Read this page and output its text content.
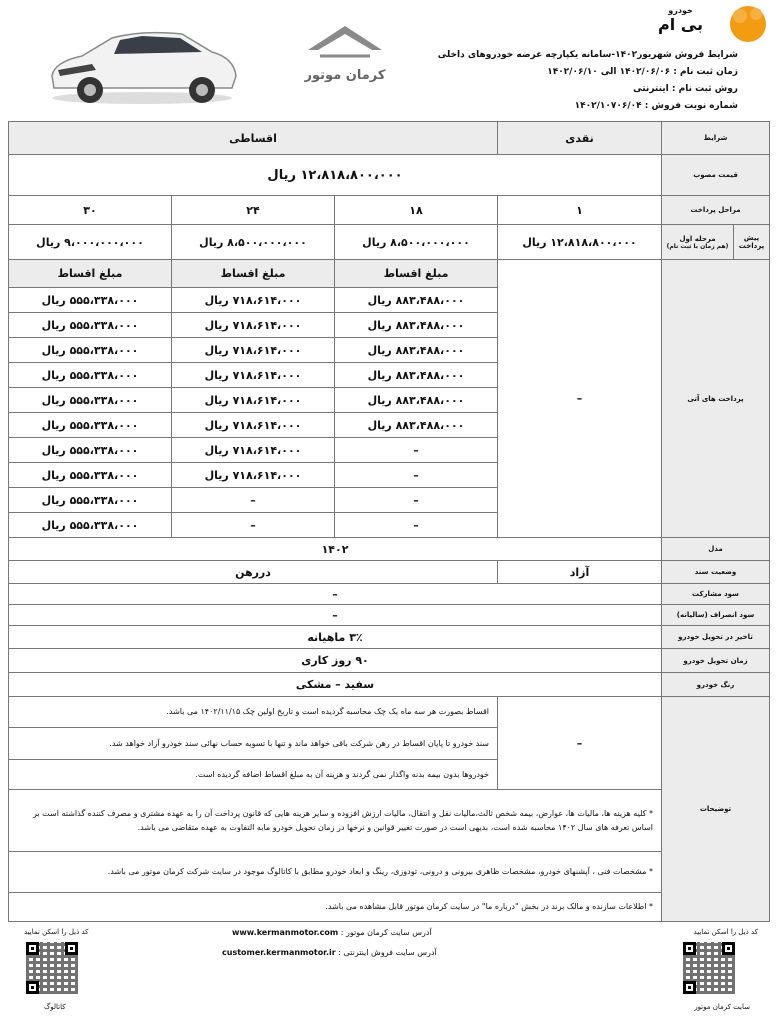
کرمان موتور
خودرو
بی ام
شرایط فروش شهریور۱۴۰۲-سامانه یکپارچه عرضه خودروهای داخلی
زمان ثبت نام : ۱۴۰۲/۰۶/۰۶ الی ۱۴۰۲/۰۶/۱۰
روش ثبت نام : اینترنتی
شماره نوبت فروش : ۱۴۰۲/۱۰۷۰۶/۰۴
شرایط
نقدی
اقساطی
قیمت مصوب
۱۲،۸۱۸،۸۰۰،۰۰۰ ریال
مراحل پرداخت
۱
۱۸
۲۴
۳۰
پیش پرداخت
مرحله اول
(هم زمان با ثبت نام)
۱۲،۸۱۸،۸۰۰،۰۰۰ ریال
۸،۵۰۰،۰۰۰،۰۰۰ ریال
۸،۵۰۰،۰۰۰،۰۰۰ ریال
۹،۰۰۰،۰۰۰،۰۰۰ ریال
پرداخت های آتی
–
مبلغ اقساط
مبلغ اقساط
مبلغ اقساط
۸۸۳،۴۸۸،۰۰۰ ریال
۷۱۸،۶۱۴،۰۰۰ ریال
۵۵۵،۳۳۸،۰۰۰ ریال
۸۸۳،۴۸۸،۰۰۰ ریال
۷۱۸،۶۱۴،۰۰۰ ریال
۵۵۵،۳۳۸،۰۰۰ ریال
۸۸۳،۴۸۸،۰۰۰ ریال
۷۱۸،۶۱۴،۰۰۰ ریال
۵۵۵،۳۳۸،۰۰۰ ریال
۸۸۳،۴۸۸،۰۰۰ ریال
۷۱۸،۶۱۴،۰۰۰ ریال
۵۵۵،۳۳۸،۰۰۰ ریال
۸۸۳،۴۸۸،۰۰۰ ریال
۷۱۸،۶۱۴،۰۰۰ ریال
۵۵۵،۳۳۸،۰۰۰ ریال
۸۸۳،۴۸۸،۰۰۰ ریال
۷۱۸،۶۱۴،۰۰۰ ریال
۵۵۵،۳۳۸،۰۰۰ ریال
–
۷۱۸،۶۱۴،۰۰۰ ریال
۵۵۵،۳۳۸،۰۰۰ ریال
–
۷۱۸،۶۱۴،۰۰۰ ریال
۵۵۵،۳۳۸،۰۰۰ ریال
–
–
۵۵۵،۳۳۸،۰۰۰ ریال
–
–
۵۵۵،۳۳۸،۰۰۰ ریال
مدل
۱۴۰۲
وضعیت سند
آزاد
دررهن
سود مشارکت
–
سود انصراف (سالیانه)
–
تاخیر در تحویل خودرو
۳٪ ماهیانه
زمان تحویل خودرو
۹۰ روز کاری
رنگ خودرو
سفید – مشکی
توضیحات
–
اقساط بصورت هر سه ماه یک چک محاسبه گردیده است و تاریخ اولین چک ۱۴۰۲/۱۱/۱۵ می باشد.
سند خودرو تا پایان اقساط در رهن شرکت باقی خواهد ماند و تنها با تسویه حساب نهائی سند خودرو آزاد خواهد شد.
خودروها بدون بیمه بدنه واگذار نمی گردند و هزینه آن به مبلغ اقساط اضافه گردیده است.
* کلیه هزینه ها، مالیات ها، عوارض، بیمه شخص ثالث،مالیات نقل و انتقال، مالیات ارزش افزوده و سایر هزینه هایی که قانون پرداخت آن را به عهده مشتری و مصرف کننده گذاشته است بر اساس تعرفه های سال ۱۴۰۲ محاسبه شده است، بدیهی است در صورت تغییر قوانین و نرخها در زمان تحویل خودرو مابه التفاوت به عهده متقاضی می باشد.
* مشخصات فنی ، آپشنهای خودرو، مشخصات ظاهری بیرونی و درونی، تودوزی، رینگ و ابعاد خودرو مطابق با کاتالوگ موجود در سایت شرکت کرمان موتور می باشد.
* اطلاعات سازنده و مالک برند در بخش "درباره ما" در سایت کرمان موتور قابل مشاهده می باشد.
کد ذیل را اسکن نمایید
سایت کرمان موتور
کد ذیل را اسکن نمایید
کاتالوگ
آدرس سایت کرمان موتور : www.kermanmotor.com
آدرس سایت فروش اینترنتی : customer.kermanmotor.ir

• [Work required]: Copy each line from the records above that includes the string "هزینه".

• [The result]:
خودروها بدون بیمه بدنه واگذار نمی گردند و هزینه آن به مبلغ اقساط اضافه گردیده است.
* کلیه هزینه ها، مالیات ها، عوارض، بیمه شخص ثالث،مالیات نقل و انتقال، مالیات ارزش افزوده و سایر هزینه هایی که قانون پرداخت آن را به عهده مشتری و مصرف کننده گذاشته است بر اساس تعرفه های سال ۱۴۰۲ محاسبه شده است، بدیهی است در صورت تغییر قوانین و نرخها در زمان تحویل خودرو مابه التفاوت به عهده متقاضی می باشد.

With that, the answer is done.